EXERCISE DESCRIPTION: Omit all pictures. Copy exactly the lines from the line containing "Decode this image" to the end of the listing, with both ends included.

DATA TO USE:
--*--

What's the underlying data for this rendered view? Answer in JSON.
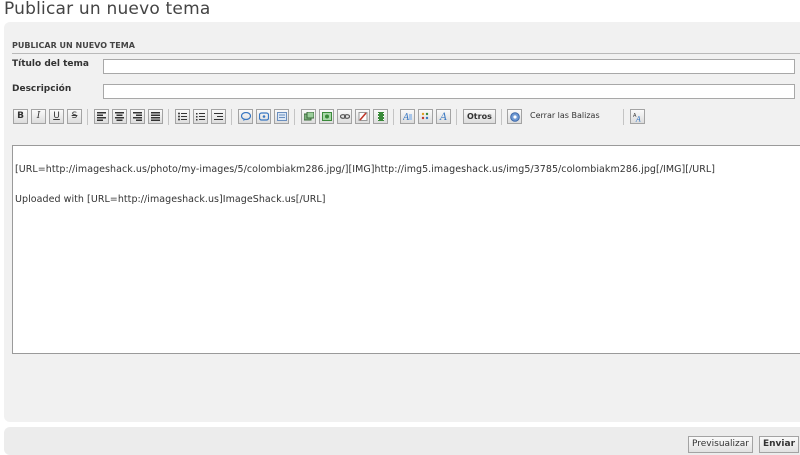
{
  "page": {
    "title": "Publicar un nuevo tema"
  },
  "form": {
    "section_header": "PUBLICAR UN NUEVO TEMA",
    "title_label": "Título del tema",
    "title_value": "",
    "description_label": "Descripción",
    "description_value": ""
  },
  "toolbar": {
    "bold": "B",
    "italic": "I",
    "underline": "U",
    "strike": "S",
    "otros": "Otros",
    "close_tags": "Cerrar las Balizas",
    "icons": [
      "bold-icon",
      "italic-icon",
      "underline-icon",
      "strikethrough-icon",
      "align-left-icon",
      "align-center-icon",
      "align-right-icon",
      "justify-icon",
      "unordered-list-icon",
      "ordered-list-icon",
      "indent-icon",
      "quote-icon",
      "code-icon",
      "php-icon",
      "image-icon",
      "media-icon",
      "link-icon",
      "pdf-icon",
      "film-icon",
      "font-size-icon",
      "color-icon",
      "font-icon",
      "help-icon",
      "spell-check-icon"
    ],
    "colors": {
      "accent_blue": "#3a78c2",
      "red": "#c0392b",
      "green": "#3a8a3a"
    }
  },
  "editor": {
    "lines": [
      "[URL=http://imageshack.us/photo/my-images/5/colombiakm286.jpg/][IMG]http://img5.imageshack.us/img5/3785/colombiakm286.jpg[/IMG][/URL]",
      "Uploaded with [URL=http://imageshack.us]ImageShack.us[/URL]"
    ]
  },
  "actions": {
    "preview": "Previsualizar",
    "submit": "Enviar"
  }
}
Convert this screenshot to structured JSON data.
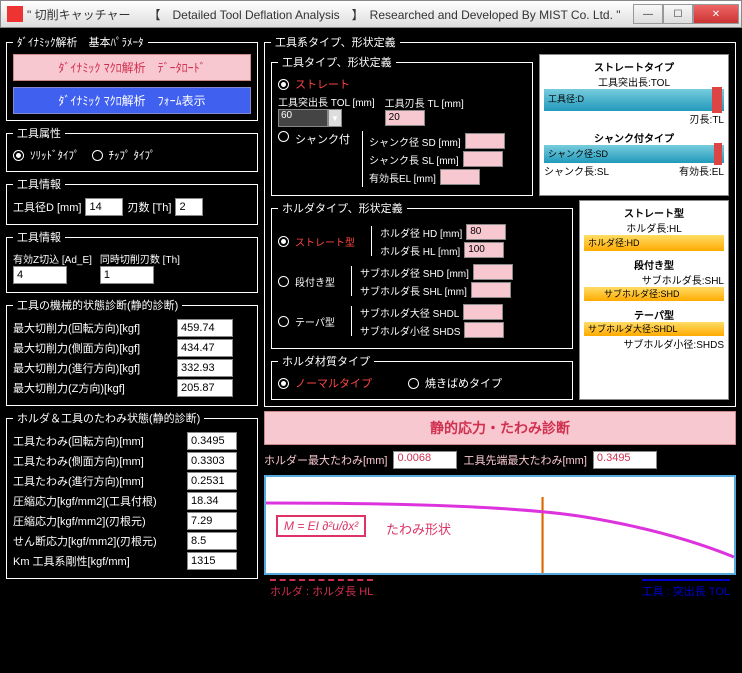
{
  "window": {
    "title": "\" 切削キャッチャー　　【　Detailed Tool Deflation Analysis　】　Researched and Developed By MIST Co. Ltd. \""
  },
  "left": {
    "group1": {
      "legend": "ﾀﾞｲﾅﾐｯｸ解析　基本ﾊﾟﾗﾒｰﾀ",
      "btn1": "ﾀﾞｲﾅﾐｯｸ ﾏｸﾛ解析　ﾃﾞｰﾀﾛｰﾄﾞ",
      "btn2": "ﾀﾞｲﾅﾐｯｸ ﾏｸﾛ解析　ﾌｫｰﾑ表示"
    },
    "group2": {
      "legend": "工具属性",
      "r1": "ｿﾘｯﾄﾞﾀｲﾌﾟ",
      "r2": "ﾁｯﾌﾟ ﾀｲﾌﾟ"
    },
    "group3": {
      "legend": "工具情報",
      "l1": "工具径D [mm]",
      "v1": "14",
      "l2": "刃数 [Th]",
      "v2": "2"
    },
    "group4": {
      "legend": "工具情報",
      "l1": "有効Z切込 [Ad_E]",
      "v1": "4",
      "l2": "同時切削刃数 [Th]",
      "v2": "1"
    },
    "group5": {
      "legend": "工具の機械的状態診断(静的診断)",
      "rows": [
        {
          "l": "最大切削力(回転方向)[kgf]",
          "v": "459.74"
        },
        {
          "l": "最大切削力(側面方向)[kgf]",
          "v": "434.47"
        },
        {
          "l": "最大切削力(進行方向)[kgf]",
          "v": "332.93"
        },
        {
          "l": "最大切削力(Z方向)[kgf]",
          "v": "205.87"
        }
      ]
    },
    "group6": {
      "legend": "ホルダ＆工具のたわみ状態(静的診断)",
      "rows": [
        {
          "l": "工具たわみ(回転方向)[mm]",
          "v": "0.3495"
        },
        {
          "l": "工具たわみ(側面方向)[mm]",
          "v": "0.3303"
        },
        {
          "l": "工具たわみ(進行方向)[mm]",
          "v": "0.2531"
        },
        {
          "l": "圧縮応力[kgf/mm2](工具付根)",
          "v": "18.34"
        },
        {
          "l": "圧縮応力[kgf/mm2](刃根元)",
          "v": "7.29"
        },
        {
          "l": "せん断応力[kgf/mm2](刃根元)",
          "v": "8.5"
        },
        {
          "l": "Km 工具系剛性[kgf/mm]",
          "v": "1315"
        }
      ]
    }
  },
  "right": {
    "group1": {
      "legend": "工具系タイプ、形状定義"
    },
    "toolshape": {
      "legend": "工具タイプ、形状定義",
      "r1": "ストレート",
      "r2": "シャンク付",
      "tol": "工具突出長 TOL [mm]",
      "tolv": "60",
      "tl": "工具刃長 TL [mm]",
      "tlv": "20",
      "sd": "シャンク径 SD [mm]",
      "sl": "シャンク長 SL [mm]",
      "el": "有効長EL [mm]"
    },
    "holder": {
      "legend": "ホルダタイプ、形状定義",
      "r1": "ストレート型",
      "r2": "段付き型",
      "r3": "テーパ型",
      "hd": "ホルダ径 HD [mm]",
      "hdv": "80",
      "hl": "ホルダ長 HL [mm]",
      "hlv": "100",
      "shd": "サブホルダ径 SHD [mm]",
      "shl": "サブホルダ長 SHL [mm]",
      "shdl": "サブホルダ大径 SHDL",
      "shds": "サブホルダ小径 SHDS"
    },
    "mat": {
      "legend": "ホルダ材質タイプ",
      "r1": "ノーマルタイプ",
      "r2": "焼きばめタイプ"
    },
    "diag1": {
      "t1": "ストレートタイプ",
      "t1a": "工具突出長:TOL",
      "t1b": "工具径:D",
      "t1c": "刃長:TL",
      "t2": "シャンク付タイプ",
      "t2a": "シャンク径:SD",
      "t2b": "シャンク長:SL",
      "t2c": "有効長:EL"
    },
    "diag2": {
      "t1": "ストレート型",
      "t1a": "ホルダ長:HL",
      "t1b": "ホルダ径:HD",
      "t2": "段付き型",
      "t2a": "サブホルダ長:SHL",
      "t2b": "サブホルダ径:SHD",
      "t3": "テーパ型",
      "t3a": "サブホルダ大径:SHDL",
      "t3b": "サブホルダ小径:SHDS"
    },
    "diagbtn": "静的応力・たわみ診断",
    "res": {
      "l1": "ホルダー最大たわみ[mm]",
      "v1": "0.0068",
      "l2": "工具先端最大たわみ[mm]",
      "v2": "0.3495"
    },
    "graph": {
      "formula": "M = EI ∂²u/∂x²",
      "label": "たわみ形状",
      "foot_l": "ホルダ : ホルダ長 HL",
      "foot_r": "工具 : 突出長 TOL"
    }
  }
}
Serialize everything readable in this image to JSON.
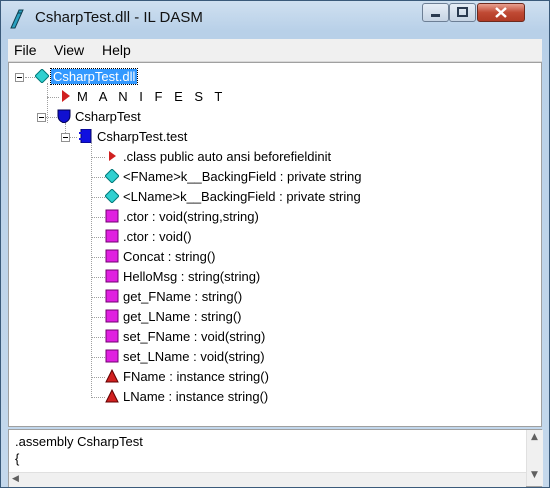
{
  "window": {
    "title": "CsharpTest.dll - IL DASM"
  },
  "menu": {
    "items": [
      "File",
      "View",
      "Help"
    ]
  },
  "tree": {
    "root": "CsharpTest.dll",
    "manifest": "M A N I F E S T",
    "namespace": "CsharpTest",
    "class_name": "CsharpTest.test",
    "members": [
      {
        "label": ".class public auto ansi beforefieldinit",
        "icon": "class-info-icon"
      },
      {
        "label": "<FName>k__BackingField : private string",
        "icon": "field-icon"
      },
      {
        "label": "<LName>k__BackingField : private string",
        "icon": "field-icon"
      },
      {
        "label": ".ctor : void(string,string)",
        "icon": "method-icon"
      },
      {
        "label": ".ctor : void()",
        "icon": "method-icon"
      },
      {
        "label": "Concat : string()",
        "icon": "method-icon"
      },
      {
        "label": "HelloMsg : string(string)",
        "icon": "method-icon"
      },
      {
        "label": "get_FName : string()",
        "icon": "method-icon"
      },
      {
        "label": "get_LName : string()",
        "icon": "method-icon"
      },
      {
        "label": "set_FName : void(string)",
        "icon": "method-icon"
      },
      {
        "label": "set_LName : void(string)",
        "icon": "method-icon"
      },
      {
        "label": "FName : instance string()",
        "icon": "property-icon"
      },
      {
        "label": "LName : instance string()",
        "icon": "property-icon"
      }
    ]
  },
  "info_pane": {
    "lines": [
      ".assembly CsharpTest",
      "{"
    ]
  },
  "colors": {
    "selection": "#3399ff",
    "method": "#e020e0",
    "field": "#30d0d0",
    "property": "#d02020",
    "namespace": "#1010d0"
  }
}
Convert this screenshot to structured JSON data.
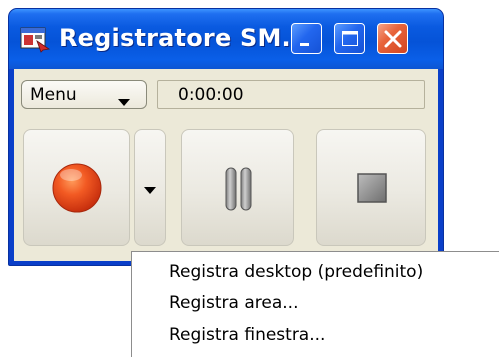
{
  "window": {
    "title": "Registratore SM...",
    "app_icon": "recorder-app-icon",
    "controls": {
      "minimize": "minimize-icon",
      "maximize": "maximize-icon",
      "close": "close-icon"
    }
  },
  "toolbar": {
    "menu_label": "Menu",
    "time": "0:00:00"
  },
  "buttons": {
    "record": "record-icon",
    "record_options": "caret-down-icon",
    "pause": "pause-icon",
    "stop": "stop-icon"
  },
  "context_menu": {
    "items": [
      "Registra desktop (predefinito)",
      "Registra area...",
      "Registra finestra..."
    ]
  },
  "colors": {
    "titlebar": "#0553d8",
    "client": "#ece9d8",
    "record_red": "#e8421c",
    "close_red": "#e8643b"
  }
}
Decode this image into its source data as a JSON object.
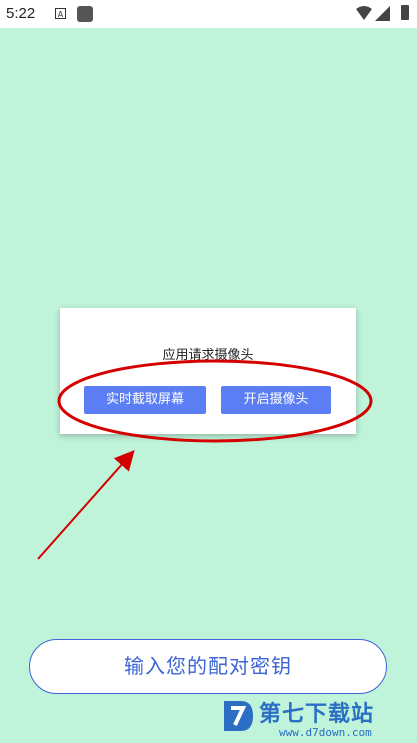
{
  "status_bar": {
    "time": "5:22",
    "notification_letter": "A"
  },
  "dialog": {
    "title": "应用请求摄像头",
    "buttons": [
      {
        "label": "实时截取屏幕"
      },
      {
        "label": "开启摄像头"
      }
    ]
  },
  "pair_key_button": {
    "label": "输入您的配对密钥"
  },
  "watermark": {
    "brand": "第七下载站",
    "url": "www.d7down.com"
  },
  "colors": {
    "background": "#bff3da",
    "primary_button": "#5b7ef5",
    "outline_blue": "#3d63d6",
    "annotation_red": "#d40000"
  },
  "icons": [
    "wifi-icon",
    "signal-icon",
    "battery-icon"
  ]
}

--*--

EXPECTED ANSWER:
Decode this image into its source data as a JSON object.
{
  "status_bar": {
    "time": "5:22",
    "notification_letter": "A"
  },
  "dialog": {
    "title": "应用请求摄像头",
    "buttons": [
      {
        "label": "实时截取屏幕"
      },
      {
        "label": "开启摄像头"
      }
    ]
  },
  "pair_key_button": {
    "label": "输入您的配对密钥"
  },
  "watermark": {
    "brand": "第七下载站",
    "url": "www.d7down.com"
  },
  "colors": {
    "background": "#bff3da",
    "primary_button": "#5b7ef5",
    "outline_blue": "#3d63d6",
    "annotation_red": "#d40000"
  },
  "icons": [
    "wifi-icon",
    "signal-icon",
    "battery-icon"
  ]
}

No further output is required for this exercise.